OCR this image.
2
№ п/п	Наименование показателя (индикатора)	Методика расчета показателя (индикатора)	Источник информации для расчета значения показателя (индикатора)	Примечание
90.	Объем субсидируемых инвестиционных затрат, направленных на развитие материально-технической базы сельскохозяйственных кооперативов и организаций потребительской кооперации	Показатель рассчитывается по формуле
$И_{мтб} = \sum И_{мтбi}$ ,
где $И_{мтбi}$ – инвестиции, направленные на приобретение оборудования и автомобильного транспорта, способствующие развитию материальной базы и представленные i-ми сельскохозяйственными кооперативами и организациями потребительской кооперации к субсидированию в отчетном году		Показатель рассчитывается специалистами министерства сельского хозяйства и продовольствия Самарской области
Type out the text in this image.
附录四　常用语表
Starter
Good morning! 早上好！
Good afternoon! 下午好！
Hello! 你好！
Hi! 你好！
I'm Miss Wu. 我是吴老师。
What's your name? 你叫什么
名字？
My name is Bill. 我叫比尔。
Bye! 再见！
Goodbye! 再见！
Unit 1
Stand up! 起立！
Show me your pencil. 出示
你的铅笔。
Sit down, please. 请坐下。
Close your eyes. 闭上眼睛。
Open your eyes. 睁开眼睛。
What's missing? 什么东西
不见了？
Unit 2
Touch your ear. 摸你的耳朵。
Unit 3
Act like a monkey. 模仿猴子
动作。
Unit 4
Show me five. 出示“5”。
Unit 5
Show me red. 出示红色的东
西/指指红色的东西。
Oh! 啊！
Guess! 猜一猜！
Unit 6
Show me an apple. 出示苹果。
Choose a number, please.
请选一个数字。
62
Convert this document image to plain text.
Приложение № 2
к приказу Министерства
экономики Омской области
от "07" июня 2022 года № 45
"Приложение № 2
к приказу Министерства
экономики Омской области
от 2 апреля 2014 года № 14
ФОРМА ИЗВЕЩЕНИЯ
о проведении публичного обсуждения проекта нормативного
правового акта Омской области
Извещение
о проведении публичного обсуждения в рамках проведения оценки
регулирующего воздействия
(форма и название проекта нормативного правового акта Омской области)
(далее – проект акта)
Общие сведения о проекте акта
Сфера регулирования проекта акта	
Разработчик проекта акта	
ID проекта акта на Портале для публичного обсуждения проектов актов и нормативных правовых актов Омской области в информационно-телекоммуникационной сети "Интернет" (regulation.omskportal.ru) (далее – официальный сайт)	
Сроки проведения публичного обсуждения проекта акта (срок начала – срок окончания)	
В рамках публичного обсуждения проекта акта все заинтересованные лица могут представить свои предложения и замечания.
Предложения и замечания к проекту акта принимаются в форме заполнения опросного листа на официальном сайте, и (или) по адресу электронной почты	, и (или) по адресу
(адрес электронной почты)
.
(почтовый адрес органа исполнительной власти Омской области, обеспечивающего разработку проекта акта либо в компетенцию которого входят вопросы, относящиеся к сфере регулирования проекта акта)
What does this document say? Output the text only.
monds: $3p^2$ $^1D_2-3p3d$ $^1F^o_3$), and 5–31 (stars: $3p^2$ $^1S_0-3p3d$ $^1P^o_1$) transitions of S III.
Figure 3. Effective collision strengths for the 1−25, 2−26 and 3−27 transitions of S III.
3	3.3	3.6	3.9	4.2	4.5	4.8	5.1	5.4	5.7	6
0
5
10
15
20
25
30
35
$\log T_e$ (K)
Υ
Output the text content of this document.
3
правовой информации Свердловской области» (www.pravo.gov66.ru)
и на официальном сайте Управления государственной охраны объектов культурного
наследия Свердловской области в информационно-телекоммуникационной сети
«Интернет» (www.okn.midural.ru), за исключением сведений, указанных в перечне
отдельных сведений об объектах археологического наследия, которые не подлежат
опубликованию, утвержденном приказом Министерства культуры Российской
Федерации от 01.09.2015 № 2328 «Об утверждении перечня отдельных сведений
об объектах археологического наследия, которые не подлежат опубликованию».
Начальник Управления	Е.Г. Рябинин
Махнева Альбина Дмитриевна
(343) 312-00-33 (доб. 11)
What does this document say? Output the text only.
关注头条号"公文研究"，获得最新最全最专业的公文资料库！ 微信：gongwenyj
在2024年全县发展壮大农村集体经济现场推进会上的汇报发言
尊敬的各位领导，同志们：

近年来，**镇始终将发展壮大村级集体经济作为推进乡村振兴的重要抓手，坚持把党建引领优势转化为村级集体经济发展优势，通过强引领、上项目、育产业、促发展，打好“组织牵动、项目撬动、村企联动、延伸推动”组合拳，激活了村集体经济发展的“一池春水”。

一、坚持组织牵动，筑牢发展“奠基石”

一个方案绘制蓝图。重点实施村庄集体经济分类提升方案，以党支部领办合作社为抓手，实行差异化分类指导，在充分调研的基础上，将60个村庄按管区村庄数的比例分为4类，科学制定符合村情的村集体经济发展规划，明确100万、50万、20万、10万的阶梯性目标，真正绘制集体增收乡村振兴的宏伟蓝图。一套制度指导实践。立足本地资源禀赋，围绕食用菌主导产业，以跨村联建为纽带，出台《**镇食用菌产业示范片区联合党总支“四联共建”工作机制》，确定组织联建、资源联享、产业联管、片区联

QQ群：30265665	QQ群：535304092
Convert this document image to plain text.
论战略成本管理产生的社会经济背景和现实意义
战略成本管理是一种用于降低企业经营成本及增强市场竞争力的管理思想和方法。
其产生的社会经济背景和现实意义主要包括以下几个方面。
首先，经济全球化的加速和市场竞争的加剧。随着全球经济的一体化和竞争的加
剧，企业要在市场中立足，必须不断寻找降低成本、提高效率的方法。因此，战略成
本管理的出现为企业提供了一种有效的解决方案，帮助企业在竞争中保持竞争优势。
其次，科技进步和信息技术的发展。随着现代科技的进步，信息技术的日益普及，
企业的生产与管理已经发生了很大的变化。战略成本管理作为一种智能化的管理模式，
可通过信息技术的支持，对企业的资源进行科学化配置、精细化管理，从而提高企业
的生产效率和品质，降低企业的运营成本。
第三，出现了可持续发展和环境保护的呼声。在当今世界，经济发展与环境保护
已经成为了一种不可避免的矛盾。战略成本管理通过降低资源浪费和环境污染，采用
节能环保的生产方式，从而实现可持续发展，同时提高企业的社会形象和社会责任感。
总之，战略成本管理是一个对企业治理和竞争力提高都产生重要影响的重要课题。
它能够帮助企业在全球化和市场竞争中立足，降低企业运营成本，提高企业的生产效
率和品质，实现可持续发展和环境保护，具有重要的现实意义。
************
## Exercise task
Write the data back out verbatim.

## Result of this task
OCR this image.
2
№ п/п	Наименование показателя (индикатора)	Методика расчета показателя (индикатора)	Источник информации для расчета значения показателя (индикатора)	Примечание
90.	Объем субсидируемых инвестиционных затрат, направленных на развитие материально-технической базы сельскохозяйственных кооперативов и организаций потребительской кооперации	Показатель рассчитывается по формуле
$И_{мтб} = \sum И_{мтбi}$ ,
где $И_{мтбi}$ – инвестиции, направленные на приобретение оборудования и автомобильного транспорта, способствующие развитию материальной базы и представленные i-ми сельскохозяйственными кооперативами и организациями потребительской кооперации к субсидированию в отчетном году		Показатель рассчитывается специалистами министерства сельского хозяйства и продовольствия Самарской области
Type out the text in this image.
附录四　常用语表
Starter
Good morning! 早上好！
Good afternoon! 下午好！
Hello! 你好！
Hi! 你好！
I'm Miss Wu. 我是吴老师。
What's your name? 你叫什么
名字？
My name is Bill. 我叫比尔。
Bye! 再见！
Goodbye! 再见！
Unit 1
Stand up! 起立！
Show me your pencil. 出示
你的铅笔。
Sit down, please. 请坐下。
Close your eyes. 闭上眼睛。
Open your eyes. 睁开眼睛。
What's missing? 什么东西
不见了？
Unit 2
Touch your ear. 摸你的耳朵。
Unit 3
Act like a monkey. 模仿猴子
动作。
Unit 4
Show me five. 出示“5”。
Unit 5
Show me red. 出示红色的东
西/指指红色的东西。
Oh! 啊！
Guess! 猜一猜！
Unit 6
Show me an apple. 出示苹果。
Choose a number, please.
请选一个数字。
62
Convert this document image to plain text.
Приложение № 2
к приказу Министерства
экономики Омской области
от "07" июня 2022 года № 45
"Приложение № 2
к приказу Министерства
экономики Омской области
от 2 апреля 2014 года № 14
ФОРМА ИЗВЕЩЕНИЯ
о проведении публичного обсуждения проекта нормативного
правового акта Омской области
Извещение
о проведении публичного обсуждения в рамках проведения оценки
регулирующего воздействия
(форма и название проекта нормативного правового акта Омской области)
(далее – проект акта)
Общие сведения о проекте акта
Сфера регулирования проекта акта	
Разработчик проекта акта	
ID проекта акта на Портале для публичного обсуждения проектов актов и нормативных правовых актов Омской области в информационно-телекоммуникационной сети "Интернет" (regulation.omskportal.ru) (далее – официальный сайт)	
Сроки проведения публичного обсуждения проекта акта (срок начала – срок окончания)	
В рамках публичного обсуждения проекта акта все заинтересованные лица могут представить свои предложения и замечания.
Предложения и замечания к проекту акта принимаются в форме заполнения опросного листа на официальном сайте, и (или) по адресу электронной почты	, и (или) по адресу
(адрес электронной почты)
.
(почтовый адрес органа исполнительной власти Омской области, обеспечивающего разработку проекта акта либо в компетенцию которого входят вопросы, относящиеся к сфере регулирования проекта акта)
What does this document say? Output the text only.
monds: $3p^2$ $^1D_2-3p3d$ $^1F^o_3$), and 5–31 (stars: $3p^2$ $^1S_0-3p3d$ $^1P^o_1$) transitions of S III.
Figure 3. Effective collision strengths for the 1−25, 2−26 and 3−27 transitions of S III.
3	3.3	3.6	3.9	4.2	4.5	4.8	5.1	5.4	5.7	6
0
5
10
15
20
25
30
35
$\log T_e$ (K)
Υ
Output the text content of this document.
3
правовой информации Свердловской области» (www.pravo.gov66.ru)
и на официальном сайте Управления государственной охраны объектов культурного
наследия Свердловской области в информационно-телекоммуникационной сети
«Интернет» (www.okn.midural.ru), за исключением сведений, указанных в перечне
отдельных сведений об объектах археологического наследия, которые не подлежат
опубликованию, утвержденном приказом Министерства культуры Российской
Федерации от 01.09.2015 № 2328 «Об утверждении перечня отдельных сведений
об объектах археологического наследия, которые не подлежат опубликованию».
Начальник Управления	Е.Г. Рябинин
Махнева Альбина Дмитриевна
(343) 312-00-33 (доб. 11)
What does this document say? Output the text only.
关注头条号"公文研究"，获得最新最全最专业的公文资料库！ 微信：gongwenyj
在2024年全县发展壮大农村集体经济现场推进会上的汇报发言
尊敬的各位领导，同志们：

近年来，**镇始终将发展壮大村级集体经济作为推进乡村振兴的重要抓手，坚持把党建引领优势转化为村级集体经济发展优势，通过强引领、上项目、育产业、促发展，打好“组织牵动、项目撬动、村企联动、延伸推动”组合拳，激活了村集体经济发展的“一池春水”。

一、坚持组织牵动，筑牢发展“奠基石”

一个方案绘制蓝图。重点实施村庄集体经济分类提升方案，以党支部领办合作社为抓手，实行差异化分类指导，在充分调研的基础上，将60个村庄按管区村庄数的比例分为4类，科学制定符合村情的村集体经济发展规划，明确100万、50万、20万、10万的阶梯性目标，真正绘制集体增收乡村振兴的宏伟蓝图。一套制度指导实践。立足本地资源禀赋，围绕食用菌主导产业，以跨村联建为纽带，出台《**镇食用菌产业示范片区联合党总支“四联共建”工作机制》，确定组织联建、资源联享、产业联管、片区联

QQ群：30265665	QQ群：535304092
Convert this document image to plain text.
论战略成本管理产生的社会经济背景和现实意义
战略成本管理是一种用于降低企业经营成本及增强市场竞争力的管理思想和方法。
其产生的社会经济背景和现实意义主要包括以下几个方面。
首先，经济全球化的加速和市场竞争的加剧。随着全球经济的一体化和竞争的加
剧，企业要在市场中立足，必须不断寻找降低成本、提高效率的方法。因此，战略成
本管理的出现为企业提供了一种有效的解决方案，帮助企业在竞争中保持竞争优势。
其次，科技进步和信息技术的发展。随着现代科技的进步，信息技术的日益普及，
企业的生产与管理已经发生了很大的变化。战略成本管理作为一种智能化的管理模式，
可通过信息技术的支持，对企业的资源进行科学化配置、精细化管理，从而提高企业
的生产效率和品质，降低企业的运营成本。
第三，出现了可持续发展和环境保护的呼声。在当今世界，经济发展与环境保护
已经成为了一种不可避免的矛盾。战略成本管理通过降低资源浪费和环境污染，采用
节能环保的生产方式，从而实现可持续发展，同时提高企业的社会形象和社会责任感。
总之，战略成本管理是一个对企业治理和竞争力提高都产生重要影响的重要课题。
它能够帮助企业在全球化和市场竞争中立足，降低企业运营成本，提高企业的生产效
率和品质，实现可持续发展和环境保护，具有重要的现实意义。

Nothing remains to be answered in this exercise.